Supplied records
▼
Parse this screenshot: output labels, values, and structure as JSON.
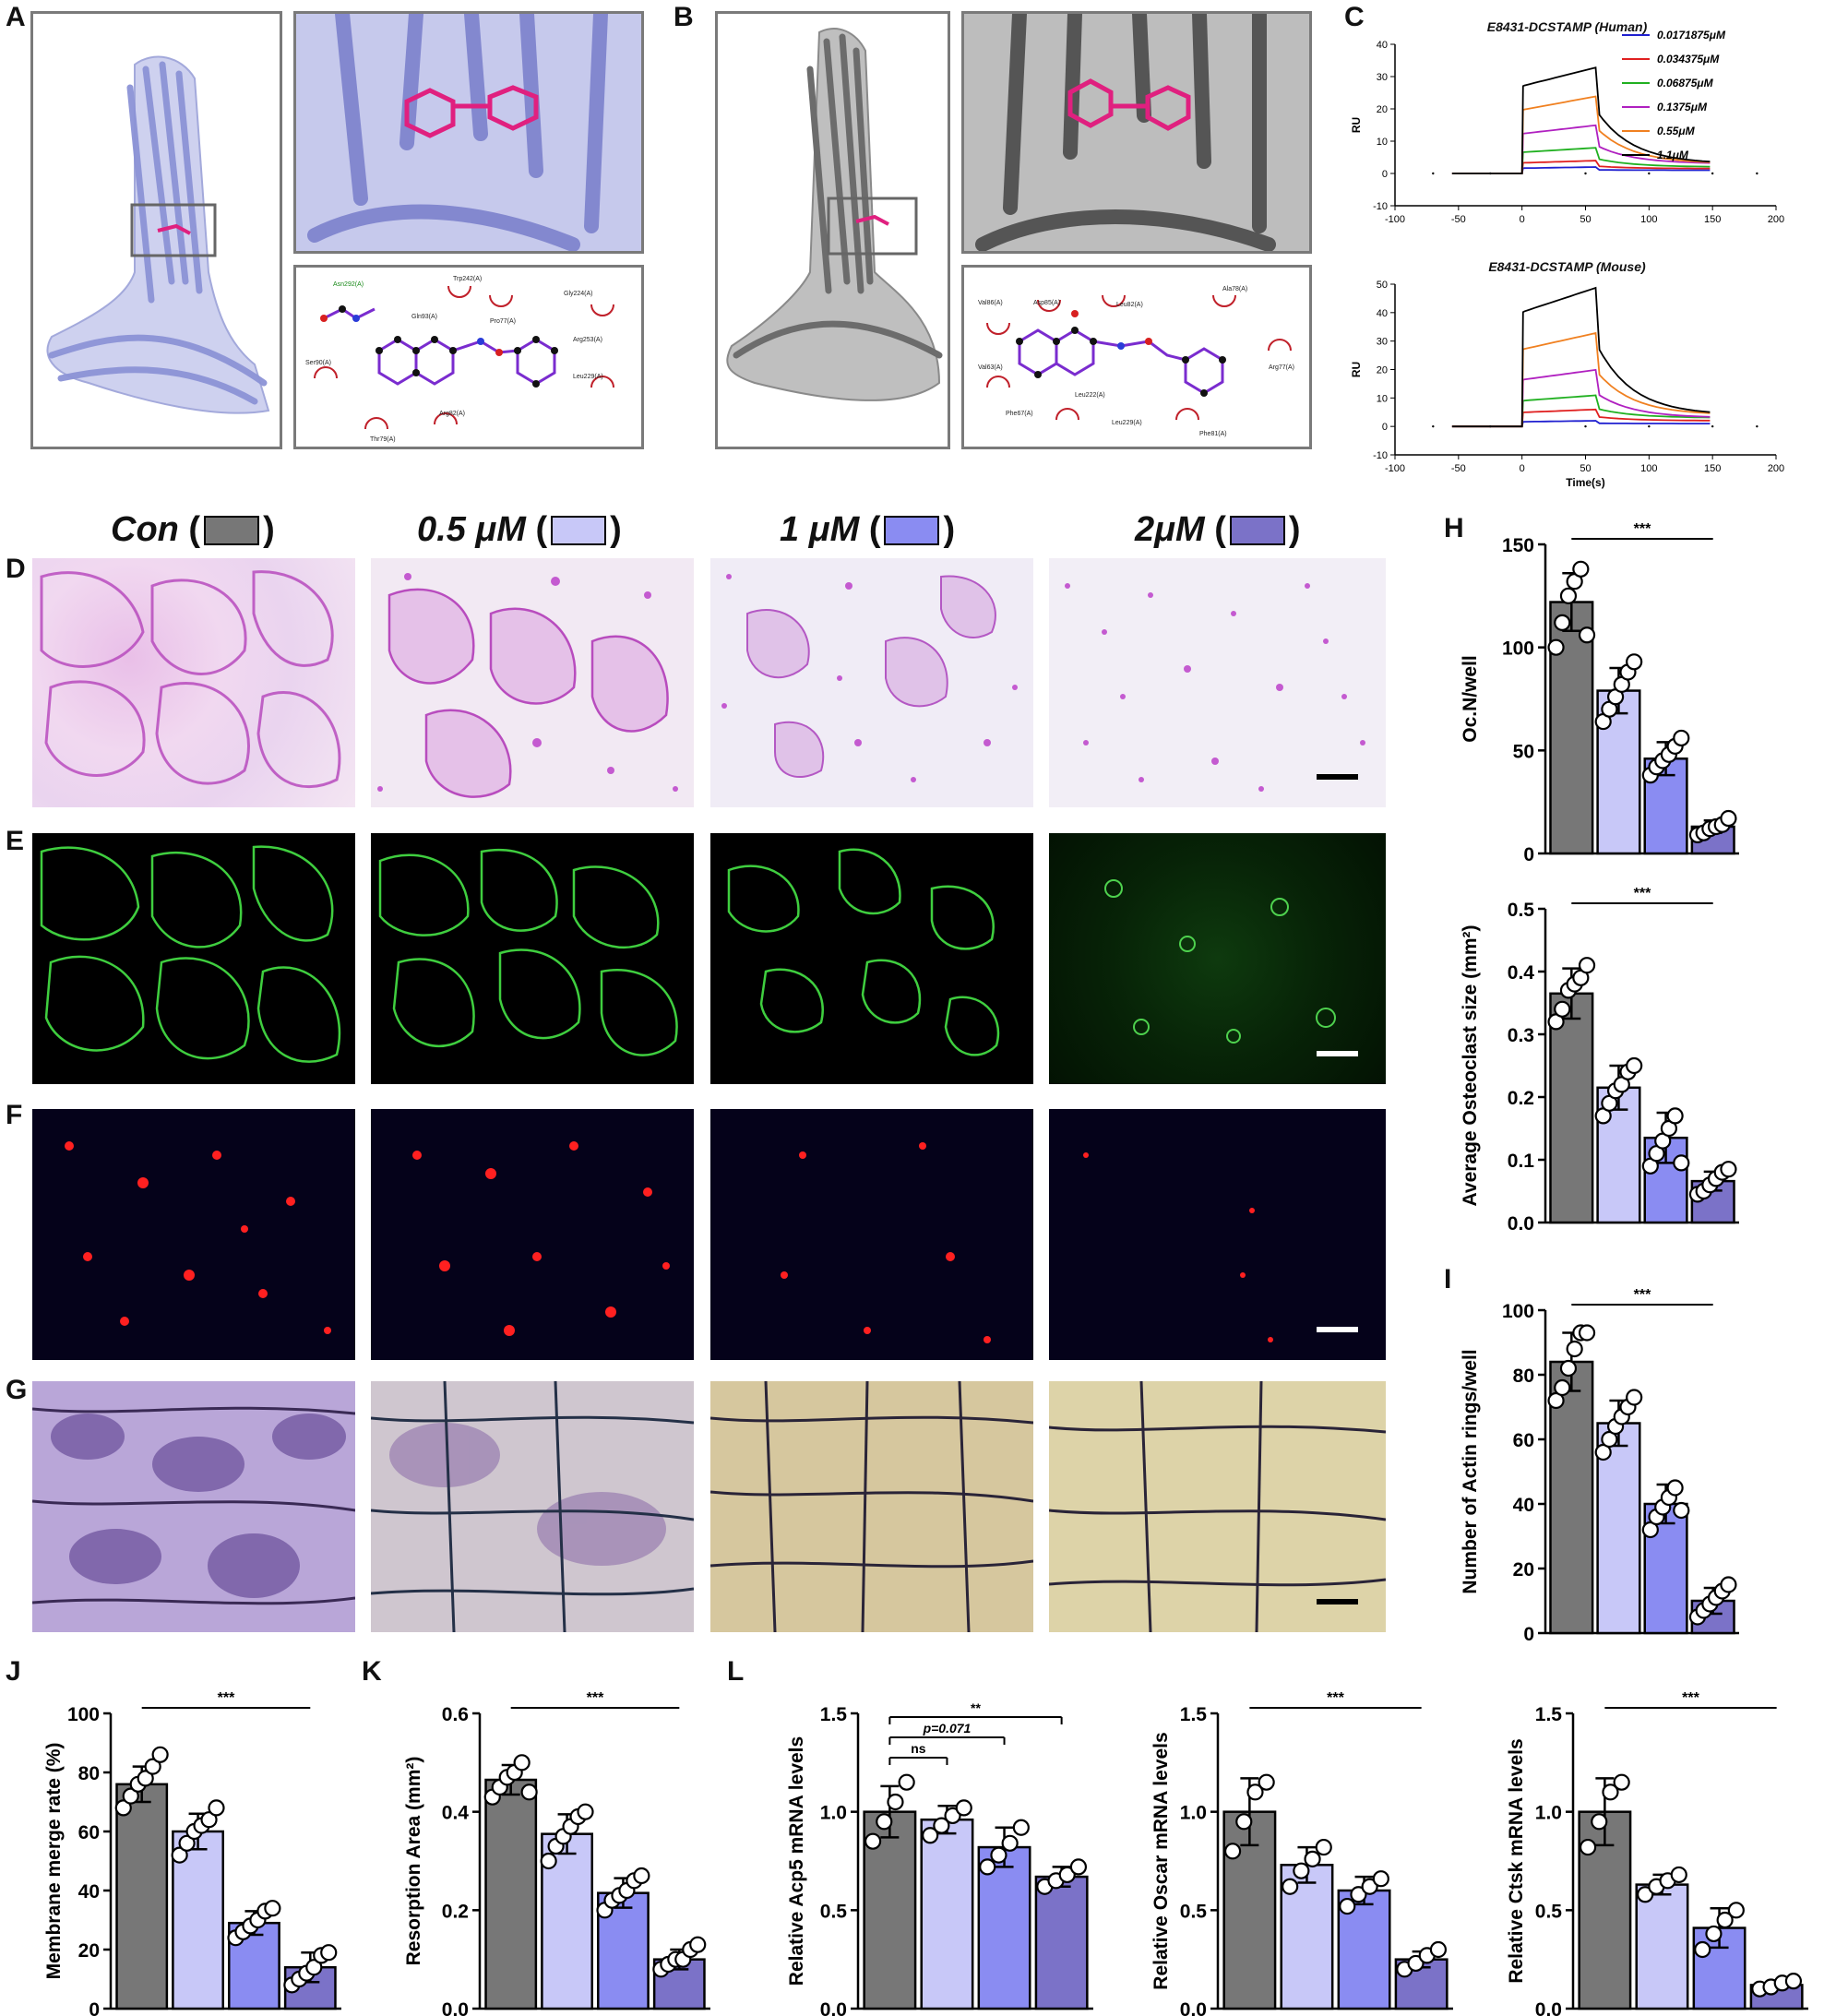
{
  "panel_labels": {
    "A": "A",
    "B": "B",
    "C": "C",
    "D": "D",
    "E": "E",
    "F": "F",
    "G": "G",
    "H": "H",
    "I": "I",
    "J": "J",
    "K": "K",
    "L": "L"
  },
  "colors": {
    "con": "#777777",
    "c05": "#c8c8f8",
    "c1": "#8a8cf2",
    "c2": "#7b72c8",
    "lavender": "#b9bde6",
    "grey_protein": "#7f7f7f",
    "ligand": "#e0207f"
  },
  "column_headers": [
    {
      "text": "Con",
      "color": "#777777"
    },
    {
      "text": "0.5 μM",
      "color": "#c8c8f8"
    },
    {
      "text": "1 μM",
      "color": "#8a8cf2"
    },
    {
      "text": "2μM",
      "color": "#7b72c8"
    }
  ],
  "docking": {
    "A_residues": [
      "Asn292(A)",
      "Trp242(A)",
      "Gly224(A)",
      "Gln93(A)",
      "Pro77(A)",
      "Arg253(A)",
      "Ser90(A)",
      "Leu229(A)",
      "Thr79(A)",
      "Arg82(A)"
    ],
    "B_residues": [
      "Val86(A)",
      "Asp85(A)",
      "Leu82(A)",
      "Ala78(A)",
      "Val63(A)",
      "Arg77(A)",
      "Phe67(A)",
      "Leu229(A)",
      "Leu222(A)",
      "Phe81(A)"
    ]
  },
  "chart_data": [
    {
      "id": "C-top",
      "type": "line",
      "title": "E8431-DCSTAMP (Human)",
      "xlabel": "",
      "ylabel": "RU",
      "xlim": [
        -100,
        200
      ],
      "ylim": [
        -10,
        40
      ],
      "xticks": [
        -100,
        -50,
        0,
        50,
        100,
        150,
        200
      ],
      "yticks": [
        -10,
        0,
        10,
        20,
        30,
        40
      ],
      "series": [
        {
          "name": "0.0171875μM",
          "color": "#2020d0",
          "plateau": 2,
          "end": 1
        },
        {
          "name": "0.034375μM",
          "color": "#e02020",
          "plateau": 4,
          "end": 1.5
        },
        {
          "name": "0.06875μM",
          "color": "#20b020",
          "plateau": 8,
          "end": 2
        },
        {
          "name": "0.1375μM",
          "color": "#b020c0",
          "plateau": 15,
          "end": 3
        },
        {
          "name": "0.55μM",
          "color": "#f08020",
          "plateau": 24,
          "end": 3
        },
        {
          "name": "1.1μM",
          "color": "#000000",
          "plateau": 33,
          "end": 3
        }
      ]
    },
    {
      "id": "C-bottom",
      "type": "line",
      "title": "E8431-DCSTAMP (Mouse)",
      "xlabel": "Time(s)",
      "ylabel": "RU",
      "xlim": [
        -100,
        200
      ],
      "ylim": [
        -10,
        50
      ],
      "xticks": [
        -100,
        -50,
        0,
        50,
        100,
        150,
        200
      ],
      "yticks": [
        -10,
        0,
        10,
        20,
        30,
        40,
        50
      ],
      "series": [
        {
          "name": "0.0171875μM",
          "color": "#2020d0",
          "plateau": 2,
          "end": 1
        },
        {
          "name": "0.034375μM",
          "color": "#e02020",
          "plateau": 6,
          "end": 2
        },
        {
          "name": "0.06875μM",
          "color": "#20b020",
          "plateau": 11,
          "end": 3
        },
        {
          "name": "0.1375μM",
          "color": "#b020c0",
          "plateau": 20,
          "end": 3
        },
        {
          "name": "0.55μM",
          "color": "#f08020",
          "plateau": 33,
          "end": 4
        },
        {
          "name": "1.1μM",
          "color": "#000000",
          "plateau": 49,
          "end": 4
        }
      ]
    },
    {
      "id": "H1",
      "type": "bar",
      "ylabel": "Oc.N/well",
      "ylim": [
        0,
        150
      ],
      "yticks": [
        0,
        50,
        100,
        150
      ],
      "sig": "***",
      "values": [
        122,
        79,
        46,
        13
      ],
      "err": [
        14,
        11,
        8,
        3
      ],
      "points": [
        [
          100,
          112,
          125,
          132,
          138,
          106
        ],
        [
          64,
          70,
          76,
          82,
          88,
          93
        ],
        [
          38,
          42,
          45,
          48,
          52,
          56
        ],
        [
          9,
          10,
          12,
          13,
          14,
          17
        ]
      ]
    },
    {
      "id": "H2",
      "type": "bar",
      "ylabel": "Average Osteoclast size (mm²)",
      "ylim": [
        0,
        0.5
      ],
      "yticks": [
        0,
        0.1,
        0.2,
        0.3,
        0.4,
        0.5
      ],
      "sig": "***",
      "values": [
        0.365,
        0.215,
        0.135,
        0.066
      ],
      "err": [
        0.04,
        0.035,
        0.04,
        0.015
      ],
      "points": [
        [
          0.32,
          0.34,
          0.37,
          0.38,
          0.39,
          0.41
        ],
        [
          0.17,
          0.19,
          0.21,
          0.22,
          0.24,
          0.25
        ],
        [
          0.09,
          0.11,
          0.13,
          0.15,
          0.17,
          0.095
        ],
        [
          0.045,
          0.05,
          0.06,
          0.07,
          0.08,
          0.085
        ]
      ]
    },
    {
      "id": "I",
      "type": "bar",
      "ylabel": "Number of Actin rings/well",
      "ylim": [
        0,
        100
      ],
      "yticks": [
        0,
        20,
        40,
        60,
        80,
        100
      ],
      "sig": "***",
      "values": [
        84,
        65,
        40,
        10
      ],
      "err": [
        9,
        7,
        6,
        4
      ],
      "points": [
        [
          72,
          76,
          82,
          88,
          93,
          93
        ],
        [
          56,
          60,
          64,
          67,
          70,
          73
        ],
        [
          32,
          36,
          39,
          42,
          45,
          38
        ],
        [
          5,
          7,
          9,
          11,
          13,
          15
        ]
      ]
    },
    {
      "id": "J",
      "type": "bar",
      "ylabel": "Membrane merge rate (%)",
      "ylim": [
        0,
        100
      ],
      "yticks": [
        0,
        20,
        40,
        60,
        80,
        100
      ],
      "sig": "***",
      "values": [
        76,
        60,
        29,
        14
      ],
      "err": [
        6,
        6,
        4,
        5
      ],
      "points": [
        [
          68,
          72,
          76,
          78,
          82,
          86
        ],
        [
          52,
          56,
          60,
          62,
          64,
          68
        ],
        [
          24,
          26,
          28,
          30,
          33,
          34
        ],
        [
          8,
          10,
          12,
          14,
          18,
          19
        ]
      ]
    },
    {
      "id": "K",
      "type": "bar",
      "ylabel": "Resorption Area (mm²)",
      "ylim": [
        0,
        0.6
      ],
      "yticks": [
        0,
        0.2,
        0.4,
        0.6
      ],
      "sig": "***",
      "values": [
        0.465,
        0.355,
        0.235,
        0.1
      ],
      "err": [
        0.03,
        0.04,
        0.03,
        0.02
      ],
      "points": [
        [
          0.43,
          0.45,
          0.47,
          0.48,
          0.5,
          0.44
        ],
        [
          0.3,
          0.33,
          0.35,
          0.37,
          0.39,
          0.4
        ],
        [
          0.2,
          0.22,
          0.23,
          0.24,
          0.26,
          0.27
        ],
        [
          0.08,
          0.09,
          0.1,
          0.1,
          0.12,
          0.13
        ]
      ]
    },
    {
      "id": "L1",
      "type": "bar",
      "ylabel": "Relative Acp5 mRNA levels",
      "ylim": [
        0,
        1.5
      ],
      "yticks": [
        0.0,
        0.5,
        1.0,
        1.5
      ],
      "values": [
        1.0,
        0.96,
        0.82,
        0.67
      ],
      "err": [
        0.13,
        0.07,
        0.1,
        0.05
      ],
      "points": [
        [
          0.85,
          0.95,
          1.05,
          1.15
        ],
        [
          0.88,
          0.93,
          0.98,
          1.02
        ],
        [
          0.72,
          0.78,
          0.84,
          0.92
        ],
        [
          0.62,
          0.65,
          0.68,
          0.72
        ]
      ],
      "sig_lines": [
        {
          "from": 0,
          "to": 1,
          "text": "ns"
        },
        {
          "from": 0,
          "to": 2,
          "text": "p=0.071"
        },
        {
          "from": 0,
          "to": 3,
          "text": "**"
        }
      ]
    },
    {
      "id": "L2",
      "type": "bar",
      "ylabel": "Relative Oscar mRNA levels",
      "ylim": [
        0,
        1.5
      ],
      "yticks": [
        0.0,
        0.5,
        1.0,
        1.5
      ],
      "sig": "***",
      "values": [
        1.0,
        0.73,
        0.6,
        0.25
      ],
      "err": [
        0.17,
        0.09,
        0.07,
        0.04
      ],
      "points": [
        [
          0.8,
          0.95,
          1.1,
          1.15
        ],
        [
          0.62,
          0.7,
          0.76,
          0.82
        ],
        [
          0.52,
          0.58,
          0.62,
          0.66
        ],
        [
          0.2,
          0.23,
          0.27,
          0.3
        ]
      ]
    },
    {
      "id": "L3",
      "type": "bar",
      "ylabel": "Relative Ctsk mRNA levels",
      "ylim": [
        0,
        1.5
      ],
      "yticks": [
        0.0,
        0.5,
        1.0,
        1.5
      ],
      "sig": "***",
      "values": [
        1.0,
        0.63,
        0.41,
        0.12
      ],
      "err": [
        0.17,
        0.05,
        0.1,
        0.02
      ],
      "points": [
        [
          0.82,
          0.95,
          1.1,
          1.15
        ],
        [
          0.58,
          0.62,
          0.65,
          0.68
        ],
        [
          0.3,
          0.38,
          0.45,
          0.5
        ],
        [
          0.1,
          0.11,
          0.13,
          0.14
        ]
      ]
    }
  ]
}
▲
Task description
Find the word "plateau" in the records. Copy every line it appears in.

Response below
          "plateau": 2,
          "plateau": 4,
          "plateau": 8,
          "plateau": 15,
          "plateau": 24,
          "plateau": 33,
          "plateau": 2,
          "plateau": 6,
          "plateau": 11,
          "plateau": 20,
          "plateau": 33,
          "plateau": 49,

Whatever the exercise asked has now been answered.